* Aim *
Copy all lines of the listing that include the string "validity".

* Recorded information *
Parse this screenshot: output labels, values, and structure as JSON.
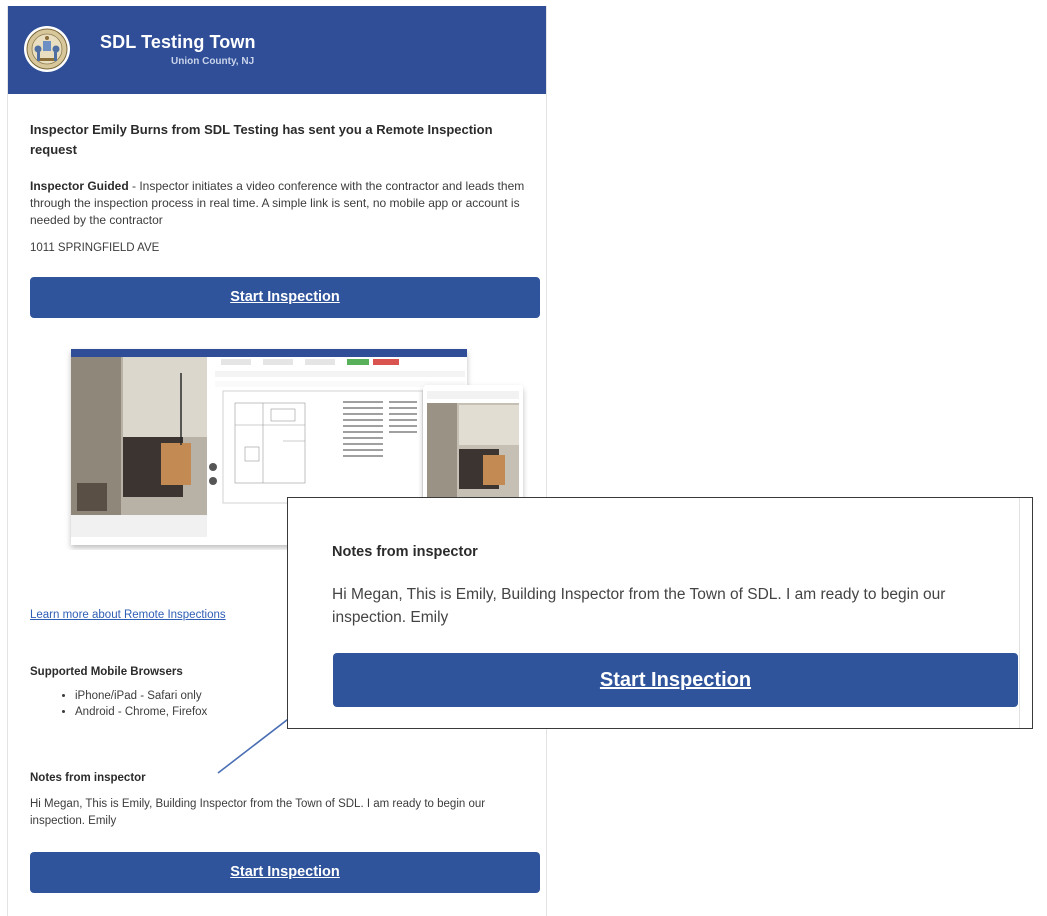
{
  "header": {
    "town": "SDL Testing Town",
    "county": "Union County, NJ",
    "color": "#2f4e97"
  },
  "content": {
    "headline": "Inspector Emily Burns from SDL Testing has sent you a Remote Inspection request",
    "guided_label": "Inspector Guided",
    "guided_text": " - Inspector initiates a video conference with the contractor and leads them through the inspection process in real time. A simple link is sent, no mobile app or account is needed by the contractor",
    "address": "1011 SPRINGFIELD AVE",
    "start_button": "Start Inspection",
    "learn_more": "Learn more about Remote Inspections",
    "browsers_heading": "Supported Mobile Browsers",
    "browsers": [
      "iPhone/iPad - Safari only",
      "Android - Chrome, Firefox"
    ],
    "notes_heading": "Notes from inspector",
    "notes": "Hi Megan, This is Emily, Building Inspector from the Town of SDL. I am ready to begin our inspection. Emily",
    "button_color": "#2f549c"
  },
  "callout": {
    "notes_heading": "Notes from inspector",
    "notes": "Hi Megan, This is Emily, Building Inspector from the Town of SDL. I am ready to begin our inspection. Emily",
    "start_button": "Start Inspection"
  }
}
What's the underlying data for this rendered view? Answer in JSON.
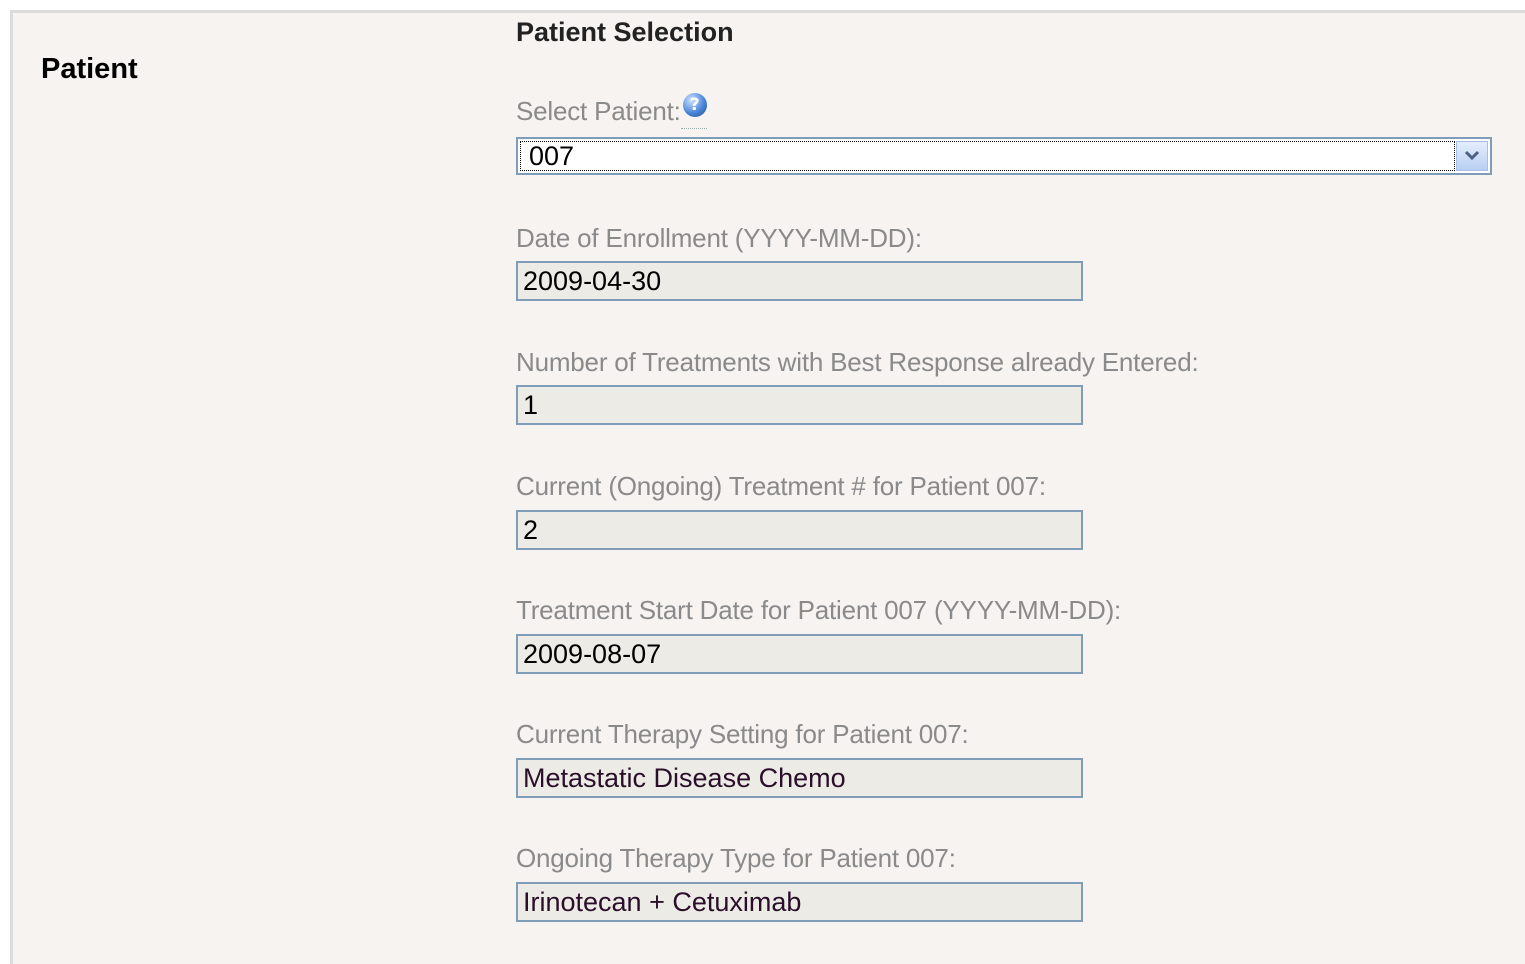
{
  "section": {
    "title": "Patient"
  },
  "form": {
    "heading": "Patient Selection",
    "select_patient": {
      "label": "Select Patient:",
      "help_icon": "help-question-icon",
      "value": "007",
      "arrow_icon": "chevron-down-icon"
    },
    "fields": [
      {
        "label": "Date of Enrollment (YYYY-MM-DD):",
        "value": "2009-04-30"
      },
      {
        "label": "Number of Treatments with Best Response already Entered:",
        "value": "1"
      },
      {
        "label": "Current (Ongoing) Treatment # for Patient 007:",
        "value": "2"
      },
      {
        "label": "Treatment Start Date for Patient 007 (YYYY-MM-DD):",
        "value": "2009-08-07"
      },
      {
        "label": "Current Therapy Setting for Patient 007:",
        "value": "Metastatic Disease Chemo"
      },
      {
        "label": "Ongoing Therapy Type for Patient 007:",
        "value": "Irinotecan + Cetuximab"
      }
    ]
  },
  "colors": {
    "panel_background": "#f6f3f1",
    "label_gray": "#8a8a8a",
    "field_background": "#ecebe5",
    "field_border": "#7f9db9"
  }
}
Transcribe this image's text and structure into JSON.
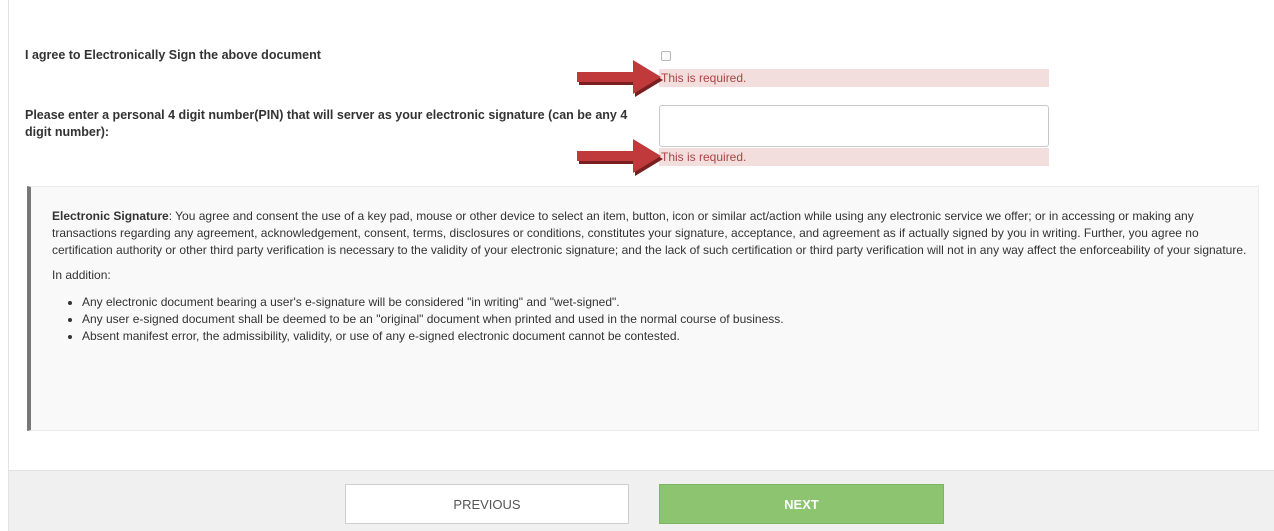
{
  "form": {
    "agree_label": "I agree to Electronically Sign the above document",
    "agree_checked": false,
    "agree_error": "This is required.",
    "pin_label": "Please enter a personal 4 digit number(PIN) that will server as your electronic signature (can be any 4 digit number):",
    "pin_value": "",
    "pin_error": "This is required."
  },
  "annotations": {
    "arrow_color": "#c0393b",
    "arrow_icon": "right-arrow-icon"
  },
  "notice": {
    "term": "Electronic Signature",
    "body": ": You agree and consent the use of a key pad, mouse or other device to select an item, button, icon or similar act/action while using any electronic service we offer; or in accessing or making any transactions regarding any agreement, acknowledgement, consent, terms, disclosures or conditions, constitutes your signature, acceptance, and agreement as if actually signed by you in writing. Further, you agree no certification authority or other third party verification is necessary to the validity of your electronic signature; and the lack of such certification or third party verification will not in any way affect the enforceability of your signature.",
    "in_addition": "In addition:",
    "bullets": [
      "Any electronic document bearing a user's e-signature will be considered \"in writing\" and \"wet-signed\".",
      "Any user e-signed document shall be deemed to be an \"original\" document when printed and used in the normal course of business.",
      "Absent manifest error, the admissibility, validity, or use of any e-signed electronic document cannot be contested."
    ]
  },
  "footer": {
    "previous_label": "PREVIOUS",
    "next_label": "NEXT",
    "next_color": "#8cc46f"
  }
}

* Exercise response *
    "body": ": You agree and consent the use of a key pad, mouse or other device to select an item, button, icon or similar act/action while using any electronic service we offer; or in accessing or making any transactions regarding any agreement, acknowledgement, consent, terms, disclosures or conditions, constitutes your signature, acceptance, and agreement as if actually signed by you in writing. Further, you agree no certification authority or other third party verification is necessary to the validity of your electronic signature; and the lack of such certification or third party verification will not in any way affect the enforceability of your signature.",
      "Absent manifest error, the admissibility, validity, or use of any e-signed electronic document cannot be contested."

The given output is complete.